In Kibana navigate to your Management area and select Index patterns. We are going to create a new index pattern called login-* This will match all indices beginning with "login-". As you may remember, in the elasticsearch output of logstash above we create an index for each day. This allows us to match them all. We also will set the time of the event to be eventTime. This allows the time of the login to be used for any data where we show data over a period of time. Also, this will allow for devices not on the network at the time of login to ship their results later, but still have the data be accurate. Finally, click on create to connect Kibana to our elasticsearch index.

Image

With Kibana knowing about our data, we can now work to visualize. In the Discover area of Kibana we are going to select our login index. By default Kibana shows us the last 15 minutes of data. We can switch this by clicking in the top right corner and choosing a larger time window, such as 12 hours. You should now see a series of login events.

Image

We can adjust filters to the data to help with excluding terms we don't want to include. For example, as we look through logins, we know when logging in as admin we are troubleshooting a device and that shouldn't appear in our login counts. All we need to do to remove these logins is click the small - symbol next to the username field where we see admin or any other user we would like to exclude.

Image

We also do the same for the action field as we don't want to see both login and logout as an event, instead, we only want to see a LOGIN. To do this we click the + next to the action field where we see LOGIN. Now we are only filtering for logins by people other than admin.

Image

We determine usage by the number of logins on a machine rather than the duration of login. For us, this is a better indicator of usage of a device than the sheer number of minutes. Plus, even though someone is logged into a machine, there is a chance they forgot to log out and this we felt skewed the metrics. We can further display relevant data by clicking add next to the fields such as username and host. Once you have built the search terms you would like, make sure to save the information in the Discover tab. This can then be used to create visualizations from the saved search rather than needing to re-write the query.

Image

Now we can visualize.

In Kibana go to the Visualize tab and create a new visualization. Let's use a vertical bar char and use it from the saved search we just created. We can look at logins over a period of time by choosing an X-bucket time of Date Histogram using the field eventTime. To see what this looks like, click the play button. You'll see a nice visual of the logins over time. 

Image

We can further display data by selecting the option to add a sub-bucket and splitting the series. We could look at the logins by the top 5 users, but that gets a bit noisy. Instead, lets split the series based on a filter. This allows us to use query language to create a grouping of devices. Since our machines are named in a specific format for their room location or cart, we now have an easy way to group spaces. For our data we use two filters:

  • host:*L21*
  • host:*L04*

This shows us the logins over time based on the room machines are located.

**Listed records**

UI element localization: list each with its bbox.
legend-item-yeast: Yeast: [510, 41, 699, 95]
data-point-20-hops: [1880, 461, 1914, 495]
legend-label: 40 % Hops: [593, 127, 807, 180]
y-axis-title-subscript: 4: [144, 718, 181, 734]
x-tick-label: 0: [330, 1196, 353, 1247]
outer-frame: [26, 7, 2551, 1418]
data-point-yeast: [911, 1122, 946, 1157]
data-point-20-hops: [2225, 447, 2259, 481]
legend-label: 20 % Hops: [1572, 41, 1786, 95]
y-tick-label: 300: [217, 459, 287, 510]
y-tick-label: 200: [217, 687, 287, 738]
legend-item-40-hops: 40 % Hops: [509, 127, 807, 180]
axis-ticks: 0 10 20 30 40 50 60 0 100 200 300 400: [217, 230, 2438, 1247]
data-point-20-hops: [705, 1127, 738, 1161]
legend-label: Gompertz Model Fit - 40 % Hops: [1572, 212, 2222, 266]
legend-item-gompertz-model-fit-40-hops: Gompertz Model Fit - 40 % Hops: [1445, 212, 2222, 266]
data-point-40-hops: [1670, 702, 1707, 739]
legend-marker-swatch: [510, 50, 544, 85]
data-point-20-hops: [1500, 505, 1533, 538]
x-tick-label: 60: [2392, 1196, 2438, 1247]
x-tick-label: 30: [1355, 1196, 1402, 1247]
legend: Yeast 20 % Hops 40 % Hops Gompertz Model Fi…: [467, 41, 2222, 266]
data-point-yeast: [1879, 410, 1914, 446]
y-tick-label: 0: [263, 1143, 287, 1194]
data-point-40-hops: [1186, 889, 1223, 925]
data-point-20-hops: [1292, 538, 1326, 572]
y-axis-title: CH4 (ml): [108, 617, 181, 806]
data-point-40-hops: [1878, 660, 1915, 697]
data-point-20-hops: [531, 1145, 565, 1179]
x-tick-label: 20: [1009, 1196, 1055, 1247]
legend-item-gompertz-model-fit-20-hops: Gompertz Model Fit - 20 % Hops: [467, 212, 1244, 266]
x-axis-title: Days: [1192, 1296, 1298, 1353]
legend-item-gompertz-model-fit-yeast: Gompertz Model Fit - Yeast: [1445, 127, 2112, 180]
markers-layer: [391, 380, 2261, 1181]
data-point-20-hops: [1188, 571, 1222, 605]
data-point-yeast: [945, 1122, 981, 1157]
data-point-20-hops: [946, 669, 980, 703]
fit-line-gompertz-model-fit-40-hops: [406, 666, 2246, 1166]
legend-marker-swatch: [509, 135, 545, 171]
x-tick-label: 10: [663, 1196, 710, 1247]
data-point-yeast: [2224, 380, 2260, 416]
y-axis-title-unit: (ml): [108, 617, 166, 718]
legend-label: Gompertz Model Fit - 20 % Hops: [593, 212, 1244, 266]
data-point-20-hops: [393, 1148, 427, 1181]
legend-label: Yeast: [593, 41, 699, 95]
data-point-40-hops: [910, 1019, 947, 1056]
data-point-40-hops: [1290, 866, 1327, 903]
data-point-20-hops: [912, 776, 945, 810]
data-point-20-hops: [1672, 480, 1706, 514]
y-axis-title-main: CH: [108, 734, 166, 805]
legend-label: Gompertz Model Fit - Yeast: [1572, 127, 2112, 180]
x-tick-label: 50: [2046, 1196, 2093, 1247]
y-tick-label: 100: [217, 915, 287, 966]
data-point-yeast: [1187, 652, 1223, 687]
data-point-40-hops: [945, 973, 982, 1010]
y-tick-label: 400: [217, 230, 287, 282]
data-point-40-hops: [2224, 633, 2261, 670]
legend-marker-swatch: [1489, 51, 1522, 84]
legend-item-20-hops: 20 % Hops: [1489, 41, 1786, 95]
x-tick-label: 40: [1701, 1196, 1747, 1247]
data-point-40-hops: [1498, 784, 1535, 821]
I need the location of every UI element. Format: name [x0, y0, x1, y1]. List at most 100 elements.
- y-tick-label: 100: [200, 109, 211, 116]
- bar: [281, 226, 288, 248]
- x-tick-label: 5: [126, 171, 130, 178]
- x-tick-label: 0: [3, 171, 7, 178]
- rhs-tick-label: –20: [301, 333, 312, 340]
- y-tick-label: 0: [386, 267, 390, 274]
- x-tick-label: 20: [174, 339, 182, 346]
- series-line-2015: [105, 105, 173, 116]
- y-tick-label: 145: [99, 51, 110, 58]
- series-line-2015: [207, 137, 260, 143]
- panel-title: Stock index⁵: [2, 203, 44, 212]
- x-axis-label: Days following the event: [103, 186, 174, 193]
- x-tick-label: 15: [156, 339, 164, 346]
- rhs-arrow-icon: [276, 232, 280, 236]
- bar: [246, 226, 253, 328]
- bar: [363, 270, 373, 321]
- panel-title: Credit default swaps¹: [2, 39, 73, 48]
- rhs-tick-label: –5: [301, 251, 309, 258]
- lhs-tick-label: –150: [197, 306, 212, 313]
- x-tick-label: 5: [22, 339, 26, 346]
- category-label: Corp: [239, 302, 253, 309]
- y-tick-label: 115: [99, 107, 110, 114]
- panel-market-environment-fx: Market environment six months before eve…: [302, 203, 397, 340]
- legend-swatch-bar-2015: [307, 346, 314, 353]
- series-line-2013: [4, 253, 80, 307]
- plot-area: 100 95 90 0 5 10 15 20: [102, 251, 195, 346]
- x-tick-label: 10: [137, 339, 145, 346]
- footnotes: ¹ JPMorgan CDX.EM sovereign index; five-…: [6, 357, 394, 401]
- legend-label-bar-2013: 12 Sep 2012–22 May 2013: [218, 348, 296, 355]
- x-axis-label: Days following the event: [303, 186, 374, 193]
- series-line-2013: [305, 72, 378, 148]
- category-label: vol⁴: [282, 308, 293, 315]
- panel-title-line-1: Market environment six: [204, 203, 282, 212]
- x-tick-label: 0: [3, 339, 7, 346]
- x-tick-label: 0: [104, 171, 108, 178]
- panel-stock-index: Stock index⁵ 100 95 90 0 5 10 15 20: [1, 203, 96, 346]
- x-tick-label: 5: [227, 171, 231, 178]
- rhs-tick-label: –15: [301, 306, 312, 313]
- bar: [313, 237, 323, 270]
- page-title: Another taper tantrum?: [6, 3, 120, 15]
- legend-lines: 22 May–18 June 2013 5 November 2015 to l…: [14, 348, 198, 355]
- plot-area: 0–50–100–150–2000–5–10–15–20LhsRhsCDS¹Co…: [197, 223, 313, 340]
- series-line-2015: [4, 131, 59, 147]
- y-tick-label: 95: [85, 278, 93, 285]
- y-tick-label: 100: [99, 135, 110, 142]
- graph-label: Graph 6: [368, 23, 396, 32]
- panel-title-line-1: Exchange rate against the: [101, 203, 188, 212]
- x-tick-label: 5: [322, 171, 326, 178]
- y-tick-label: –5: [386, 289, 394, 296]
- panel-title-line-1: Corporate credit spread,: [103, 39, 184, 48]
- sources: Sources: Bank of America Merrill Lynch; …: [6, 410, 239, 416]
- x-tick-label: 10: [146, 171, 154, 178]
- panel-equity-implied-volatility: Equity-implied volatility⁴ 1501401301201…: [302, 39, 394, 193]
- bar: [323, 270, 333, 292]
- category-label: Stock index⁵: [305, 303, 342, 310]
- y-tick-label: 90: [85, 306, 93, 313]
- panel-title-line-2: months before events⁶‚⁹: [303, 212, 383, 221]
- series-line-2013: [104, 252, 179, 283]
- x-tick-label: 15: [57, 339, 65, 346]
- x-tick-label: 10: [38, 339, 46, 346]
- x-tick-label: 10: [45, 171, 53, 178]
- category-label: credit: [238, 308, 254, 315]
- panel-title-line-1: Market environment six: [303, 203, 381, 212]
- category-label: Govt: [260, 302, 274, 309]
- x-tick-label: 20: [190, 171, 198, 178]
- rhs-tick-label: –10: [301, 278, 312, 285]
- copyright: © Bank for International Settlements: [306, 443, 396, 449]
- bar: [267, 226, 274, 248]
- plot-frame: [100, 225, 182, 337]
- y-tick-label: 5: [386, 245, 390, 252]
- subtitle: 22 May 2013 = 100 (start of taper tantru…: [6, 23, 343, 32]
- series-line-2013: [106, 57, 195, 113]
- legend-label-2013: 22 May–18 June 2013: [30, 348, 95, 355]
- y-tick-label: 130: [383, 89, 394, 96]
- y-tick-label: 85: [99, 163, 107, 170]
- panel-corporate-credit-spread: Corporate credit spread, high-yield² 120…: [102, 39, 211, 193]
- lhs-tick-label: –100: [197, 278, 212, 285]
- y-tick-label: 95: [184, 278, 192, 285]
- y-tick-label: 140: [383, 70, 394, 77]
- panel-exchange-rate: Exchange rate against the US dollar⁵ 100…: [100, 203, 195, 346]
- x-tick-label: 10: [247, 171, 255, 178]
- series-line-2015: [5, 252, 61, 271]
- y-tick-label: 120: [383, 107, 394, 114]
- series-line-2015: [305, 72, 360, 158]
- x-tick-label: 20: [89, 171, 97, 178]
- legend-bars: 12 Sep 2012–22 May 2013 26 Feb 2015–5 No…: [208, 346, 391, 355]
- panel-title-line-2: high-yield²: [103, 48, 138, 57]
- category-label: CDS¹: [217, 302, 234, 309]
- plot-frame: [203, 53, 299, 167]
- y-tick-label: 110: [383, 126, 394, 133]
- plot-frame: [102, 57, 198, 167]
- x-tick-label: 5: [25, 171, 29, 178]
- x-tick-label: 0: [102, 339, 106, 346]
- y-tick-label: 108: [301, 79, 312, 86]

**Task directions**
In the Kibana walkthrough, transcribe the passage that starts with the words "With Kibana knowing" and ends after "of login events.".

**Solution for this problem**
With Kibana knowing about our data, we can now work to visualize. In the Discover area of Kibana we are going to select our login index. By default Kibana shows us the last 15 minutes of data. We can switch this by clicking in the top right corner and choosing a larger time window, such as 12 hours. You should now see a series of login events.